Required work:
In the entries below, how many lines hold the string "distant"? Give only the number.

* begin *

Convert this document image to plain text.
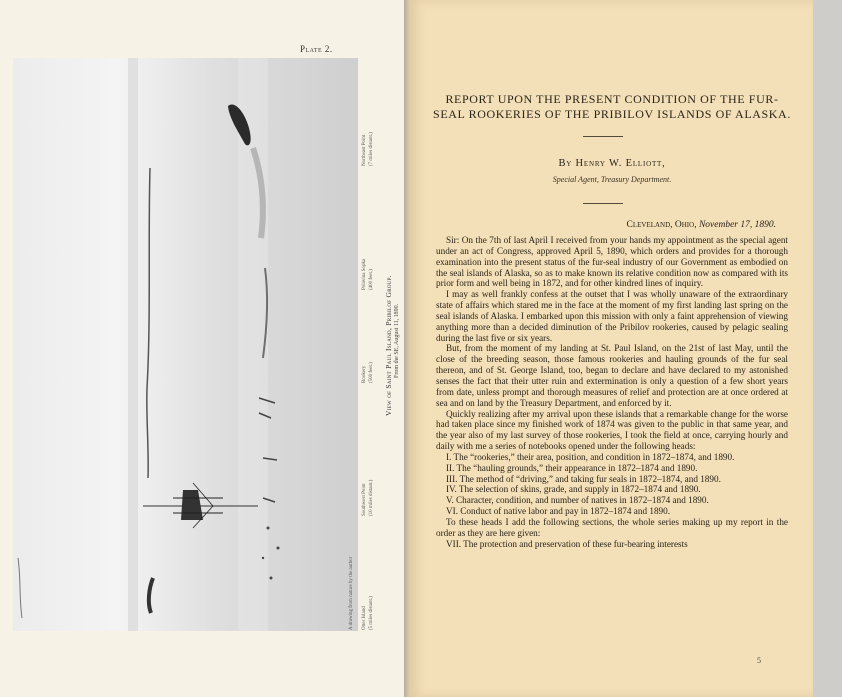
Plate 2.
Northeast Point (7 miles distant.)
Polavina Sopka (400 feet.)
Rookery (500 feet.) View of Saint Paul Island, Pribilof Group. From the SE, August 11, 1890.
Southwest Point (10 miles distant.)
A drawing from nature by the author Otter Island (5 miles distant.)
REPORT UPON THE PRESENT CONDITION OF THE FUR-SEAL ROOKERIES OF THE PRIBILOV ISLANDS OF ALASKA.
By Henry W. Elliott,
Special Agent, Treasury Department.
Cleveland, Ohio, November 17, 1890.

Sir: On the 7th of last April I received from your hands my appointment as the special agent under an act of Congress, approved April 5, 1890, which orders and provides for a thorough examination into the present status of the fur-seal industry of our Government as embodied on the seal islands of Alaska, so as to make known its relative condition now as compared with its prior form and well being in 1872, and for other kindred lines of inquiry.

I may as well frankly confess at the outset that I was wholly unaware of the extraordinary state of affairs which stared me in the face at the moment of my first landing last spring on the seal islands of Alaska. I embarked upon this mission with only a faint apprehension of viewing anything more than a decided diminution of the Pribilov rookeries, caused by pelagic sealing during the last five or six years.

But, from the moment of my landing at St. Paul Island, on the 21st of last May, until the close of the breeding season, those famous rookeries and hauling grounds of the fur seal thereon, and of St. George Island, too, began to declare and have declared to my astonished senses the fact that their utter ruin and extermination is only a question of a few short years from date, unless prompt and thorough measures of relief and protection are at once ordered at sea and on land by the Treasury Department, and enforced by it.

Quickly realizing after my arrival upon these islands that a remarkable change for the worse had taken place since my finished work of 1874 was given to the public in that same year, and the year also of my last survey of those rookeries, I took the field at once, carrying hourly and daily with me a series of notebooks opened under the following heads:

I. The “rookeries,” their area, position, and condition in 1872–1874, and 1890.

II. The “hauling grounds,” their appearance in 1872–1874 and 1890.

III. The method of “driving,” and taking fur seals in 1872–1874, and 1890.

IV. The selection of skins, grade, and supply in 1872–1874 and 1890.

V. Character, condition, and number of natives in 1872–1874 and 1890.

VI. Conduct of native labor and pay in 1872–1874 and 1890.

To these heads I add the following sections, the whole series making up my report in the order as they are here given:

VII. The protection and preservation of these fur-bearing interests

5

* end *

Solution for this task:
3